OBJECTIVE: Rewrite the rows that start with the one containing "title: What is" and end with the one containing "icon: AHD chip board — [398, 208, 598, 403]", replacing "caption" with "label" and leaving everything else unchanged.

(begin)

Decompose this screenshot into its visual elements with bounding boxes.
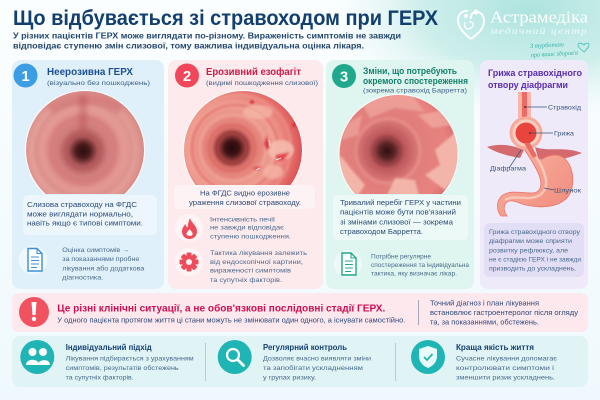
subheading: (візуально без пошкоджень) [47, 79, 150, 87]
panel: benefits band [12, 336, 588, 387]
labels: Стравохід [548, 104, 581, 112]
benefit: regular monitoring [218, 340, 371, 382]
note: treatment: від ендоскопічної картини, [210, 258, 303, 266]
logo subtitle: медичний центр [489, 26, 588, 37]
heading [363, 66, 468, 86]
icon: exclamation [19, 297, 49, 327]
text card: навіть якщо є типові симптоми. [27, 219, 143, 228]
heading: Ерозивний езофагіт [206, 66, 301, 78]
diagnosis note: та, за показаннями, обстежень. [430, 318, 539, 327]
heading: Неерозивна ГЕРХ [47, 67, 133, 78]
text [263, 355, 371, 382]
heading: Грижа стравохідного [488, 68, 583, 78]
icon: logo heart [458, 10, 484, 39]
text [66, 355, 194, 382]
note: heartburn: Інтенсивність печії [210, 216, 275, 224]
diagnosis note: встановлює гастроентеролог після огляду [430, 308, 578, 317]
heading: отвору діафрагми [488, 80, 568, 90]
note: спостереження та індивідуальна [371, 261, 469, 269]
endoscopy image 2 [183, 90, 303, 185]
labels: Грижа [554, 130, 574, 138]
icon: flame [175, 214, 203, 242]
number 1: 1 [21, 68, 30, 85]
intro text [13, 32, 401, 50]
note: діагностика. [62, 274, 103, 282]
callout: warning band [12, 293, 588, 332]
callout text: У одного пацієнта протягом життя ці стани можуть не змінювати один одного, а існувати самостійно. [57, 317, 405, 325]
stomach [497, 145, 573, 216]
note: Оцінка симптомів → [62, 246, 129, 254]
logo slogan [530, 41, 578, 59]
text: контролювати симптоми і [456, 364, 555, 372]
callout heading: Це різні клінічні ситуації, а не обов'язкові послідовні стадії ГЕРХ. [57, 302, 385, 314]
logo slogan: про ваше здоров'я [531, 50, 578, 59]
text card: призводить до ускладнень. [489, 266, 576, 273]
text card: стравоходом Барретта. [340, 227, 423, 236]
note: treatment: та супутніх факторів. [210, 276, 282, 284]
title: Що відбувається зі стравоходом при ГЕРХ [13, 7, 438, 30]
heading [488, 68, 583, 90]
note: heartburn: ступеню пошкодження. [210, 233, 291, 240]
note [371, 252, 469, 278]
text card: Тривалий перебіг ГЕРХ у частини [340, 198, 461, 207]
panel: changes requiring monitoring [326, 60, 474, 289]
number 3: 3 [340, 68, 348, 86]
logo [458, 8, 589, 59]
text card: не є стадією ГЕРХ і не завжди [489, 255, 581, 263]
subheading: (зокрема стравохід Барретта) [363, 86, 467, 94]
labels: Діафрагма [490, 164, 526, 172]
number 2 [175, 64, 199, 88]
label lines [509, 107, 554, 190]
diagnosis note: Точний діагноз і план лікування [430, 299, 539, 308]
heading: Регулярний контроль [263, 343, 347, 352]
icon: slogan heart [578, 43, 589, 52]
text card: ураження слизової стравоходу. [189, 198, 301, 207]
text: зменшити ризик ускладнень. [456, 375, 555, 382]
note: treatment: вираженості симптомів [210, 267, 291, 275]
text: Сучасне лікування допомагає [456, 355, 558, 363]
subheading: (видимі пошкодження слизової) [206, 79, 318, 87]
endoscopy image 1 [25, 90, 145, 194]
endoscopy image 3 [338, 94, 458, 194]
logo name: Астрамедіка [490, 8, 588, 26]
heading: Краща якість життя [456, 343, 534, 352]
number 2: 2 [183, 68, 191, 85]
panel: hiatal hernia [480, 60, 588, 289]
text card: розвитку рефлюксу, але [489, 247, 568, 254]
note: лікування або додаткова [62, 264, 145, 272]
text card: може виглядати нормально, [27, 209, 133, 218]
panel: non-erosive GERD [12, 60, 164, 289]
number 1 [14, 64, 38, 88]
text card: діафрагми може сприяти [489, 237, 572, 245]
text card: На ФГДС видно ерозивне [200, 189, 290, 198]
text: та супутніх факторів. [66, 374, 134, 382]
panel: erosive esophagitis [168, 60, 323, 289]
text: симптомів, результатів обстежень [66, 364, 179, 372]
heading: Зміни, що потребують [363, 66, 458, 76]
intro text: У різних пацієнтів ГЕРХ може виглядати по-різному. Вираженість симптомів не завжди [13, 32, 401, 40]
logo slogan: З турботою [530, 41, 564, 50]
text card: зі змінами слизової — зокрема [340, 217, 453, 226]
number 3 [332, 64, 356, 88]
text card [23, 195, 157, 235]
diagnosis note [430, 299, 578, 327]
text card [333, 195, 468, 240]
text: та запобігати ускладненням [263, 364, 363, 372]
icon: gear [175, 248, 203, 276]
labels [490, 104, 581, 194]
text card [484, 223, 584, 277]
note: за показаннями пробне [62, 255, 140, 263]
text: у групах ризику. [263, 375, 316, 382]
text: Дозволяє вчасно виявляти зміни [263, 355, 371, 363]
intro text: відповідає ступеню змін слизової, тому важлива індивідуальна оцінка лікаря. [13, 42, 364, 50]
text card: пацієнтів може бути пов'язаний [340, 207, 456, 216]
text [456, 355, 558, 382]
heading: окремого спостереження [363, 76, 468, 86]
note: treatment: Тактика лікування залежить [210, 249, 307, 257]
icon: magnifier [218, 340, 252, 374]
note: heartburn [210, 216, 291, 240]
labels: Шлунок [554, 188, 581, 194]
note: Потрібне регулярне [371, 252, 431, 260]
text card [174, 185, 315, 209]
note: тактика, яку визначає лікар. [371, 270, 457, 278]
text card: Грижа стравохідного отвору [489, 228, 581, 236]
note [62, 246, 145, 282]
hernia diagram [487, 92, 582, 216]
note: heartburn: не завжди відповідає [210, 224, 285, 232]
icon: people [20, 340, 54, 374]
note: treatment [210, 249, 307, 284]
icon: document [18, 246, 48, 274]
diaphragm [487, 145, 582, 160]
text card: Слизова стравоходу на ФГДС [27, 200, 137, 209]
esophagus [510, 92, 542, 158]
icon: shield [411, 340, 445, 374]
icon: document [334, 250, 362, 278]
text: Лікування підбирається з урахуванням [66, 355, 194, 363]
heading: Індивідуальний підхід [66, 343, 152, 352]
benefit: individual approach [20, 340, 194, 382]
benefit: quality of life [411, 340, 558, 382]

(end)
(begin)

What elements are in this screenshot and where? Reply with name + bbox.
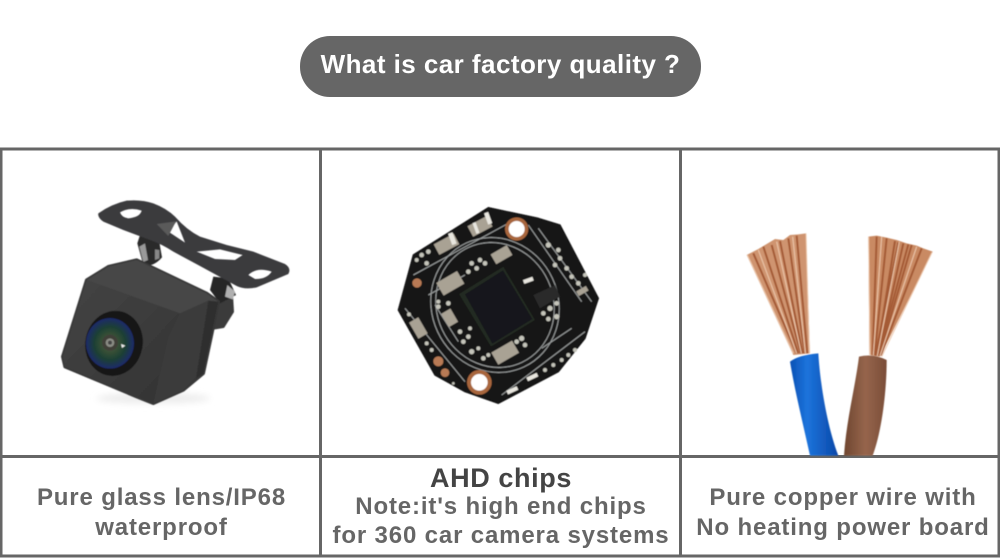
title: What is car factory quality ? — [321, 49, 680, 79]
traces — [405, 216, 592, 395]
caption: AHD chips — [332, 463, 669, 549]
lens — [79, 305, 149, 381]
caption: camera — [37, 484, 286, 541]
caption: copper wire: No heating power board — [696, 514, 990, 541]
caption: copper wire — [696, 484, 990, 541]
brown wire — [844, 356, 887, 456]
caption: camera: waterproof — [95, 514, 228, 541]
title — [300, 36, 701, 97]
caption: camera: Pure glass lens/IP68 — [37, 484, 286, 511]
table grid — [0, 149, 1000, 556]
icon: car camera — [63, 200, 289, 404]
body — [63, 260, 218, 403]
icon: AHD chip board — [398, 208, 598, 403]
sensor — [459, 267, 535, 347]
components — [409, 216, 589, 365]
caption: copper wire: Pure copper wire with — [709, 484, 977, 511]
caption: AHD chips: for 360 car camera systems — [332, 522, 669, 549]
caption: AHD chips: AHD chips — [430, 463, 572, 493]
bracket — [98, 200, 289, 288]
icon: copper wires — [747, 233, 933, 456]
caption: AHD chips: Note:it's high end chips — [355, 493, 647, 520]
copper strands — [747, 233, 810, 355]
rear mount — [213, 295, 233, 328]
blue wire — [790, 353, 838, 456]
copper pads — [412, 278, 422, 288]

(end)

FINISHED EXERCISE:
title: What is car factory quality ? — [321, 49, 680, 79]
traces — [405, 216, 592, 395]
label: AHD chips — [332, 463, 669, 549]
lens — [79, 305, 149, 381]
label: camera — [37, 484, 286, 541]
label: copper wire: No heating power board — [696, 514, 990, 541]
label: copper wire — [696, 484, 990, 541]
brown wire — [844, 356, 887, 456]
label: camera: waterproof — [95, 514, 228, 541]
title — [300, 36, 701, 97]
label: camera: Pure glass lens/IP68 — [37, 484, 286, 511]
table grid — [0, 149, 1000, 556]
icon: car camera — [63, 200, 289, 404]
body — [63, 260, 218, 403]
icon: AHD chip board — [398, 208, 598, 403]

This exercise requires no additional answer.